··· Task inputs

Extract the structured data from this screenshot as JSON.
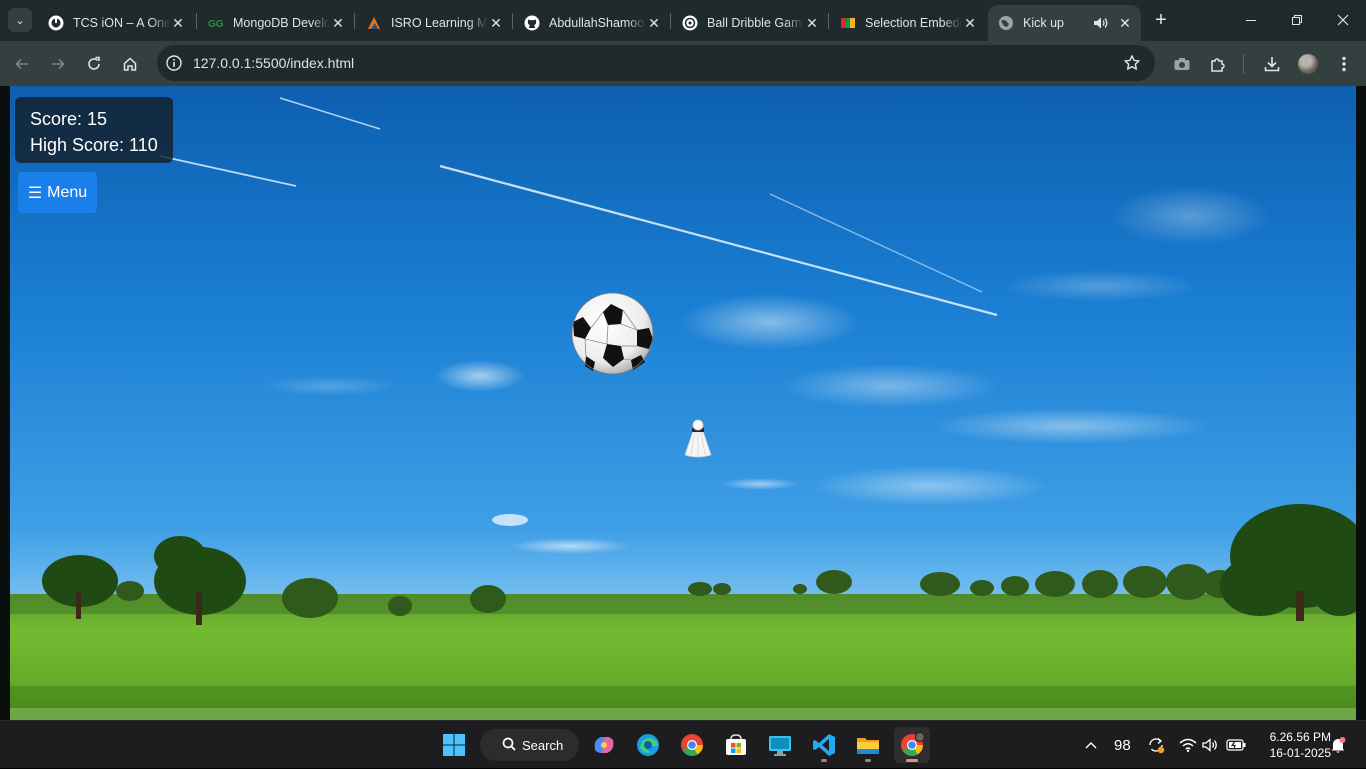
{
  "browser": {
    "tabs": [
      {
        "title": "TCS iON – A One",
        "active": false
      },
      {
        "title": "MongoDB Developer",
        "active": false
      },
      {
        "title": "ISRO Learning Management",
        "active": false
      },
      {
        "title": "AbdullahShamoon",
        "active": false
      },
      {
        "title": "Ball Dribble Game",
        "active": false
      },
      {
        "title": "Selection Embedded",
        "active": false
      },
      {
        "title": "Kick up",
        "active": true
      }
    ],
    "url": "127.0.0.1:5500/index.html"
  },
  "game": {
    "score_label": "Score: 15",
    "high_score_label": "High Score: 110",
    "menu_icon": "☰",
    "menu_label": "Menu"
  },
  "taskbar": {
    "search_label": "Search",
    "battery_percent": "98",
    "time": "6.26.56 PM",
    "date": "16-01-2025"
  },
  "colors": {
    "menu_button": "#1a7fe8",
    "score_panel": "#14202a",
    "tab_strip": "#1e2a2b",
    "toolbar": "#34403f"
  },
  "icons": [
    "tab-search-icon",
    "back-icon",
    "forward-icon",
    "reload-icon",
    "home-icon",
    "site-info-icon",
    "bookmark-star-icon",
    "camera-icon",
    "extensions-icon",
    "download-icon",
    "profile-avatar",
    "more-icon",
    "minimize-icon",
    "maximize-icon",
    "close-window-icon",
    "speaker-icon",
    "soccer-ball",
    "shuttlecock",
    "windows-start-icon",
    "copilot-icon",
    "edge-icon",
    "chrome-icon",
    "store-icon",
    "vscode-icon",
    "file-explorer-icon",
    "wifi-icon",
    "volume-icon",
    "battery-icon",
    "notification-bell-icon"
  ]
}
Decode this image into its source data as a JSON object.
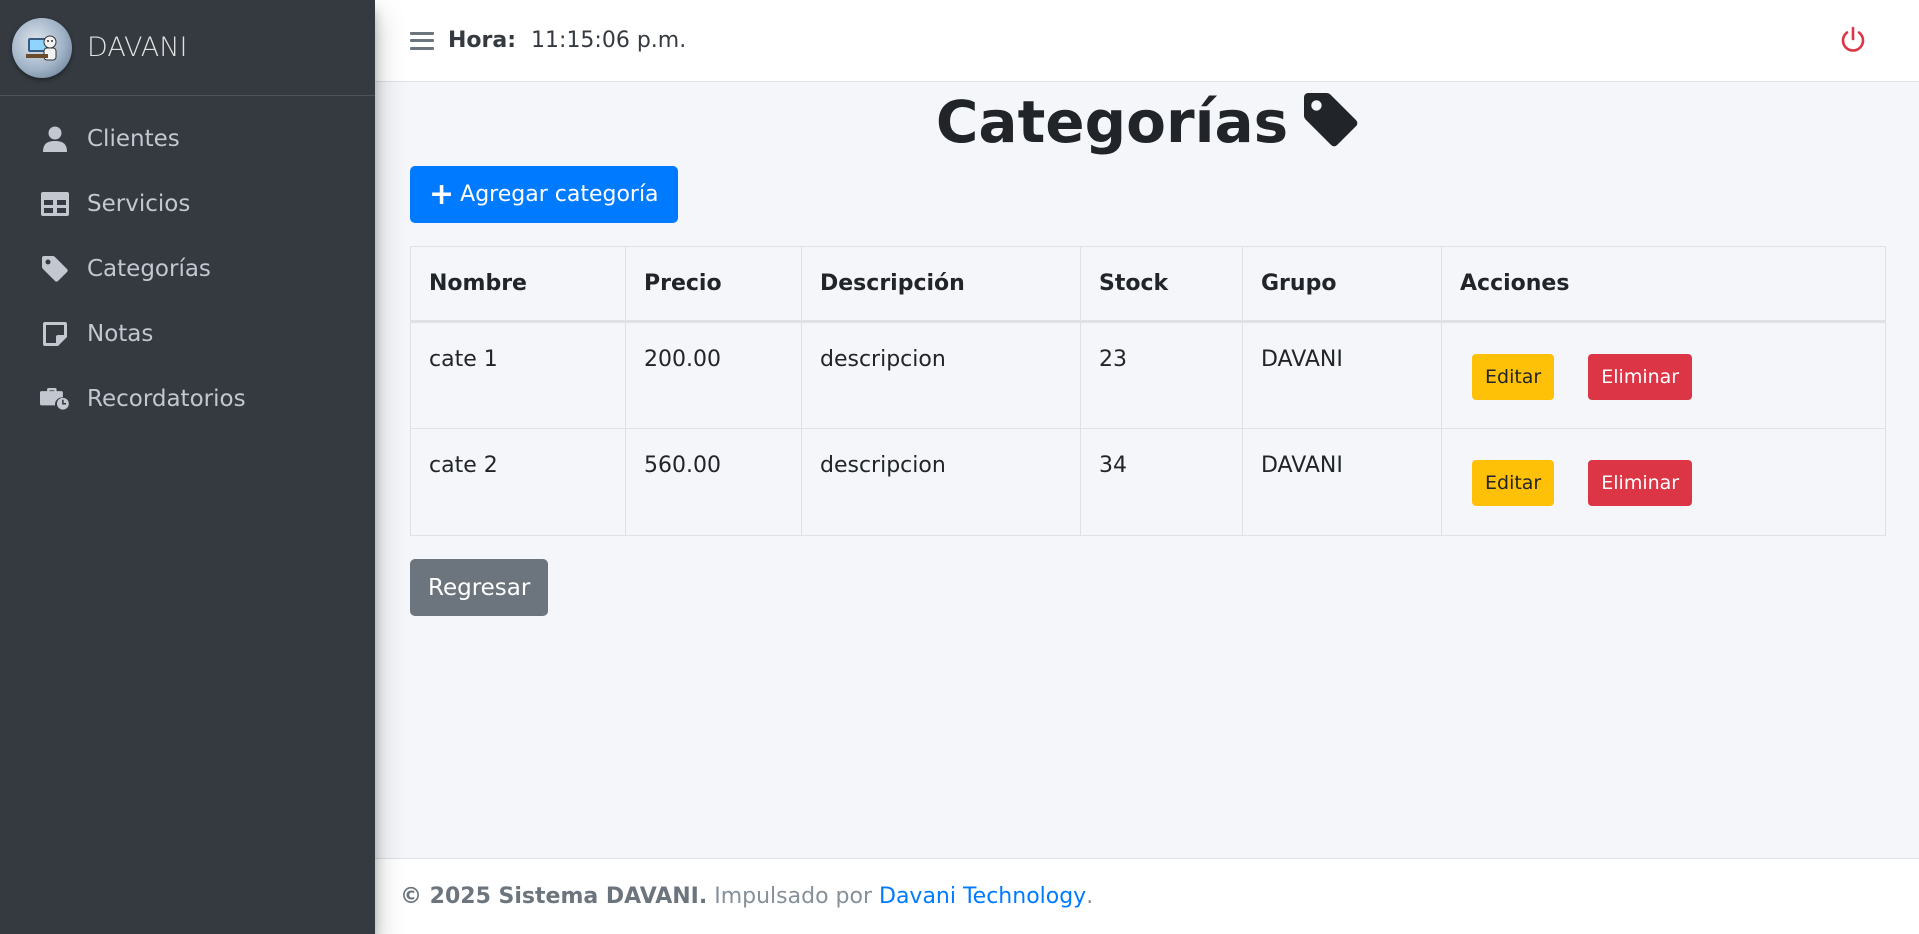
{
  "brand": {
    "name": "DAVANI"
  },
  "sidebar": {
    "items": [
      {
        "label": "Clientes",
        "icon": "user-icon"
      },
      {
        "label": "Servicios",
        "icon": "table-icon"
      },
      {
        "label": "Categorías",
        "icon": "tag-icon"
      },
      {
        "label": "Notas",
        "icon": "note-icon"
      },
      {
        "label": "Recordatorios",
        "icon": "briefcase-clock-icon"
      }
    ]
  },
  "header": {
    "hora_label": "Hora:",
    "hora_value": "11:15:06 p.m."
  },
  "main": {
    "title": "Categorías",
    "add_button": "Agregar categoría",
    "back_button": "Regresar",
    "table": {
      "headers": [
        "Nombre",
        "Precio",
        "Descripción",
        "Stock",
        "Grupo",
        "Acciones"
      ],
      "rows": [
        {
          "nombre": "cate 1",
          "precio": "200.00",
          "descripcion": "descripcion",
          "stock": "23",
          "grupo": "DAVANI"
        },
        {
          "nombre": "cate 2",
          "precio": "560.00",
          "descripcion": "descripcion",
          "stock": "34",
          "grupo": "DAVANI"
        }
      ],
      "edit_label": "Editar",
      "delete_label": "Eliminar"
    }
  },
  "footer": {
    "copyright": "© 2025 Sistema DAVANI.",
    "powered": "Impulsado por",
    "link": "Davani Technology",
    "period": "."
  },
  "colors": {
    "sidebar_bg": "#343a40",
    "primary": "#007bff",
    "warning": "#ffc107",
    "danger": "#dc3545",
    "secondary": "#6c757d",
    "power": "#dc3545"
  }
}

······

## Task to complete
Filter out all lines lacking the word "data" and copy the rest.

## Problem solution
Extract the structured data from this screenshot as JSON.
Decode this image into its source data as a JSON object.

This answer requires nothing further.